(REQUIRED ACTIONS)
A) Copy the part of the resume thread that begins at the words "If you are 25" and stops after "in the interview.".
B) In the resume thread, condense the paragraph beginning "Also hate spelling and Grammar errors" into a short bulleted list that keeps its main facts.

(SOURCE TEXT)
################

If you are 25 years in and still relying on a resume, you might have an issue. Perhaps it is different in the IT biz, but my resume was online only on sites like Monster where size is irrelevant, and I never provided a printed copy for my last 3 jobs. No way I am limiting my vast experience to one page! I cover the basics on paper so they know I have the right foundation, and then nail it in the interview.

Best of luck in whatever you do!

bearmtnmartin
bearmtnmartin GRM+ Memberand HalfDork
7/22/13 9:26 a.m.

Also hate spelling and Grammar errors. I look through quite a few resumes and am frustrated by the sloppiness in many of them. And I am frustrated because I suspect there are some good candidates who are screwing themselves. I cannot get by glaringly bad English that I know would have been picked up by spellcheck if the candidate had bothered to spend another 5 minutes. The last help ad I ran I wrote in the body of the ad that poorly edited resumes would not be considered. That got me poorly edited resumes AND hate mail from two job seekers who thought I was unreasonable.

SVreX
SVreX MegaDork
7/22/13 9:48 a.m.

In reply to JThw8:

You are right. Sometimes 2 pages is waay too much.

I was responding to the OP with 25 years experience.

If you have 5 years working history, you have no business going past 1 page.

SVreX
SVreX MegaDork
7/22/13 9:49 a.m.

################

(EXTRACTED INFORMATION)
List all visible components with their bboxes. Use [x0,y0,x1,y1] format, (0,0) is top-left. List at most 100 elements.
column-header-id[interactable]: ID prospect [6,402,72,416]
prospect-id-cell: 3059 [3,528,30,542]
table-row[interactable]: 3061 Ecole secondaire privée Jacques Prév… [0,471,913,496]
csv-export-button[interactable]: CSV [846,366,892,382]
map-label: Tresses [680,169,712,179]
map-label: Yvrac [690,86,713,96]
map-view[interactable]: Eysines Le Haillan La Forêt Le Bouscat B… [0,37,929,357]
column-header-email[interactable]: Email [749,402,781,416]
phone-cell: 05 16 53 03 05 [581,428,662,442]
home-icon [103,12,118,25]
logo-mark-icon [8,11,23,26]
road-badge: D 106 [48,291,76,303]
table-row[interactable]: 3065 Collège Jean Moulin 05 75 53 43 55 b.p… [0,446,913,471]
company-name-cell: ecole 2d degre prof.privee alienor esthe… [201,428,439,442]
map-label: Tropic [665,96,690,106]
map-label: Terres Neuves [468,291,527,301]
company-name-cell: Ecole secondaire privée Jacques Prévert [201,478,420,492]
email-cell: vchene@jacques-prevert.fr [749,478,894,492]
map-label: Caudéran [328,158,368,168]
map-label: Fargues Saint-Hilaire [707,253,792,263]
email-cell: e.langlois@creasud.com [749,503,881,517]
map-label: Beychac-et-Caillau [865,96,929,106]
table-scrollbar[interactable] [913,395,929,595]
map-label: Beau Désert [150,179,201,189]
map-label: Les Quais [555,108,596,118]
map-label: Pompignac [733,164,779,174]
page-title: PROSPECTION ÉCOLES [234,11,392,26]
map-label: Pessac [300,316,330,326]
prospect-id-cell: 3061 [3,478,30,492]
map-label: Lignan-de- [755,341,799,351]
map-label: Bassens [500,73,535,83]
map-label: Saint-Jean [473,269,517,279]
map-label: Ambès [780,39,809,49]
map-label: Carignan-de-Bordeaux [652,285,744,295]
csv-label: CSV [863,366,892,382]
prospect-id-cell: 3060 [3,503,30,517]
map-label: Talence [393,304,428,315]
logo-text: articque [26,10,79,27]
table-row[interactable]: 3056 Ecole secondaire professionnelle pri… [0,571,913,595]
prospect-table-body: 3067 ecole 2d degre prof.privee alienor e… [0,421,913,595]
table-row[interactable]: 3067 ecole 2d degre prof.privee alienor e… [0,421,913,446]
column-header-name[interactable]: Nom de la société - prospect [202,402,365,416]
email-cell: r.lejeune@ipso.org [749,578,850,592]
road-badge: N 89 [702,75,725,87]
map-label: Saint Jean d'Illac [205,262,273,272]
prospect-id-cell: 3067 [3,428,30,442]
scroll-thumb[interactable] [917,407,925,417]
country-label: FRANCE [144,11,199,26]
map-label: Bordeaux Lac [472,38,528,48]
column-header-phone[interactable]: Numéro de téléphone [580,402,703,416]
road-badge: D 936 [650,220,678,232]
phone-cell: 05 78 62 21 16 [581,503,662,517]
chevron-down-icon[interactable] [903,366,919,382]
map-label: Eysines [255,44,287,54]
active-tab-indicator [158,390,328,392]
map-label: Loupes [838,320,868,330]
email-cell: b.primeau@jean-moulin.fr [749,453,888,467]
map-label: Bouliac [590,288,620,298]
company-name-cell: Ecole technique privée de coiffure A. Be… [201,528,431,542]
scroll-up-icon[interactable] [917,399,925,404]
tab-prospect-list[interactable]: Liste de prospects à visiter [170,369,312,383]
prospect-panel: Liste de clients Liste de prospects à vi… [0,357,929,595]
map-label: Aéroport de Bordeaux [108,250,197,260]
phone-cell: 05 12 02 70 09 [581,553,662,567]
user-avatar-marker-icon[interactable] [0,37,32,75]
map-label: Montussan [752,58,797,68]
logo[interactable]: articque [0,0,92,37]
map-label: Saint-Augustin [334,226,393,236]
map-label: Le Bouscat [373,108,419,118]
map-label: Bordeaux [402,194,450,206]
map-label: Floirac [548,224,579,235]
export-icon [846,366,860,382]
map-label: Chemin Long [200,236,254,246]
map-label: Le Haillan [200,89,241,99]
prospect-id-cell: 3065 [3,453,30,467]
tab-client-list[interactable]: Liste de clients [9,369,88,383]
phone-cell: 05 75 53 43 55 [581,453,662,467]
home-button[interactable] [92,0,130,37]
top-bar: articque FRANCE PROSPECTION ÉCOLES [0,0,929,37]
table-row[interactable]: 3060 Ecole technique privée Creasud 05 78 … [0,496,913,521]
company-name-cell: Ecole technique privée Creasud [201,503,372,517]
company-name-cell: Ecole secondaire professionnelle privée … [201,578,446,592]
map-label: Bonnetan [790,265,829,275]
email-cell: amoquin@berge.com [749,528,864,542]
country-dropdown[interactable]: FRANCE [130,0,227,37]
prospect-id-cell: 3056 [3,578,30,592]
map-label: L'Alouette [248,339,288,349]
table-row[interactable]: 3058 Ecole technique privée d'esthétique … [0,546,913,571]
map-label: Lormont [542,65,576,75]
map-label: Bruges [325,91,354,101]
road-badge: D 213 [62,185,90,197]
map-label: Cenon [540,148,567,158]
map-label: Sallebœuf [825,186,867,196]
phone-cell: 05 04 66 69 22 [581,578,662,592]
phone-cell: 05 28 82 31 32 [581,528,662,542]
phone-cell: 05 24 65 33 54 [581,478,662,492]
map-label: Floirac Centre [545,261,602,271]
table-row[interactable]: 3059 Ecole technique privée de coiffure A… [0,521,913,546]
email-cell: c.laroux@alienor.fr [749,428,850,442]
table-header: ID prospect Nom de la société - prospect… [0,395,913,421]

################

(SOLUTION LIST)
A)
If you are 25 years in and still relying on a resume, you might have an issue. Perhaps it is different in the IT biz, but my resume was online only on sites like Monster where size is irrelevant, and I never provided a printed copy for my last 3 jobs. No way I am limiting my vast experience to one page! I cover the basics on paper so they know I have the right foundation, and then nail it in the interview.

B)
- The writer hates spelling and grammar errors and finds many of the resumes they review sloppy.
- They suspect some good candidates are hurting their own chances this way.
- They can't overlook glaringly bad English that spellcheck would have caught with another 5 minutes of effort.
- Their last help ad said poorly edited resumes would not be considered. It still brought in poorly edited resumes, plus hate mail from two job seekers who found the rule unreasonable.